_Task statement_:
In the data that follows, count each line holding the string "PERTAMA"; answer with the number only.

(Collected data)
# # # # #

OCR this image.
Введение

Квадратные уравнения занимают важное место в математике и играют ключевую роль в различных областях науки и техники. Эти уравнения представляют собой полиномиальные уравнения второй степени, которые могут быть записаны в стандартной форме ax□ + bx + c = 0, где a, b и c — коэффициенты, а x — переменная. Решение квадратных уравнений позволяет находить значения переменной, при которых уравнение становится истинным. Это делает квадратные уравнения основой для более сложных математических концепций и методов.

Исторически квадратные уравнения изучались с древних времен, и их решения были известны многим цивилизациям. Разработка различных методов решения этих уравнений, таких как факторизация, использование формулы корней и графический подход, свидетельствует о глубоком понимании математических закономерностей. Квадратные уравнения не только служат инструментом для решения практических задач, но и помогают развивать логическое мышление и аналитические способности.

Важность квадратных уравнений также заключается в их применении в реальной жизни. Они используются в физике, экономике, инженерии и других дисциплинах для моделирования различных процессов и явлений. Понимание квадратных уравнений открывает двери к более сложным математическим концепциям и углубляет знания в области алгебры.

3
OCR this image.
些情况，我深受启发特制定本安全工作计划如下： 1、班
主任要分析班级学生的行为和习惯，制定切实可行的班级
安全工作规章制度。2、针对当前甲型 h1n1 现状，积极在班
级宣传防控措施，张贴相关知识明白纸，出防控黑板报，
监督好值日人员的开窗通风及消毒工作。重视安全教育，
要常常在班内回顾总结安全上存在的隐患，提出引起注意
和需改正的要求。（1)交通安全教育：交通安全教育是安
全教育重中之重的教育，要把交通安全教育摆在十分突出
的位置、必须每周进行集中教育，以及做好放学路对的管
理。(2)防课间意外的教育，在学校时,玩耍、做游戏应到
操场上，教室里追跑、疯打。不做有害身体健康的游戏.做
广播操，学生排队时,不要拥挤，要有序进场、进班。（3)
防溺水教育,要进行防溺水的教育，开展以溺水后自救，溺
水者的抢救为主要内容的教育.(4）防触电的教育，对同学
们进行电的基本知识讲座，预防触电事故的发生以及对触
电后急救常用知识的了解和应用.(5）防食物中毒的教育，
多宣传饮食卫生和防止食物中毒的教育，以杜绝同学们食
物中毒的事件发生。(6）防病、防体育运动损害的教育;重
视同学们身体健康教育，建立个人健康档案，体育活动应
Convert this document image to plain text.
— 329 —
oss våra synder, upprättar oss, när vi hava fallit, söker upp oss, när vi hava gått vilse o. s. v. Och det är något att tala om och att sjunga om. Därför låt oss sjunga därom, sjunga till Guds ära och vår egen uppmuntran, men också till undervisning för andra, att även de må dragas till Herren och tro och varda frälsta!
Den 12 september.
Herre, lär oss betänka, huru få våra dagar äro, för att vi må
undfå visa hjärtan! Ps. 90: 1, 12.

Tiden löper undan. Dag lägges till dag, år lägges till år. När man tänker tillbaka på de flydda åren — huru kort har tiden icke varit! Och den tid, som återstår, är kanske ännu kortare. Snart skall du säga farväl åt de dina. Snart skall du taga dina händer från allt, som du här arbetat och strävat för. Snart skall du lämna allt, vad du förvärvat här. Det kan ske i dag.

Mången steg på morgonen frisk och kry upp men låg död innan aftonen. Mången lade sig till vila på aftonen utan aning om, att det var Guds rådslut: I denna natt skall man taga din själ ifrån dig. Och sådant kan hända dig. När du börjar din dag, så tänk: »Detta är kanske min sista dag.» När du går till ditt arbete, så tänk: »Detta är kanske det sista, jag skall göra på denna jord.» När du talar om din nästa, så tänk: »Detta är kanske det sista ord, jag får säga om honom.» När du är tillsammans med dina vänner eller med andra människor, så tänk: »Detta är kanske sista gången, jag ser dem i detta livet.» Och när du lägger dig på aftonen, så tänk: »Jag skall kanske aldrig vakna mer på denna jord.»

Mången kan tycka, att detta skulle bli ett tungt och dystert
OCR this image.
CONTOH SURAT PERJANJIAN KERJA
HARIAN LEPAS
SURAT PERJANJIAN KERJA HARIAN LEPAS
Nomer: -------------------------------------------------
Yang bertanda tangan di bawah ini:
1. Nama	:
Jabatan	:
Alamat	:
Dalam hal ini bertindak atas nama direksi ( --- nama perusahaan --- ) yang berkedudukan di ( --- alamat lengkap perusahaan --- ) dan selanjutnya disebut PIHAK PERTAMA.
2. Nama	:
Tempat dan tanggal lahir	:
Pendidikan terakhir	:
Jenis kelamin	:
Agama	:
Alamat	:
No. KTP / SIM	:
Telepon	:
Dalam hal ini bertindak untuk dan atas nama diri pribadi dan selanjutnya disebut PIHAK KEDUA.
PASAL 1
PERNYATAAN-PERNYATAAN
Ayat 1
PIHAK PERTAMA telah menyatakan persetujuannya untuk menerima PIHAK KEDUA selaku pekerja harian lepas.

# # # # #

_Exercise response_:
2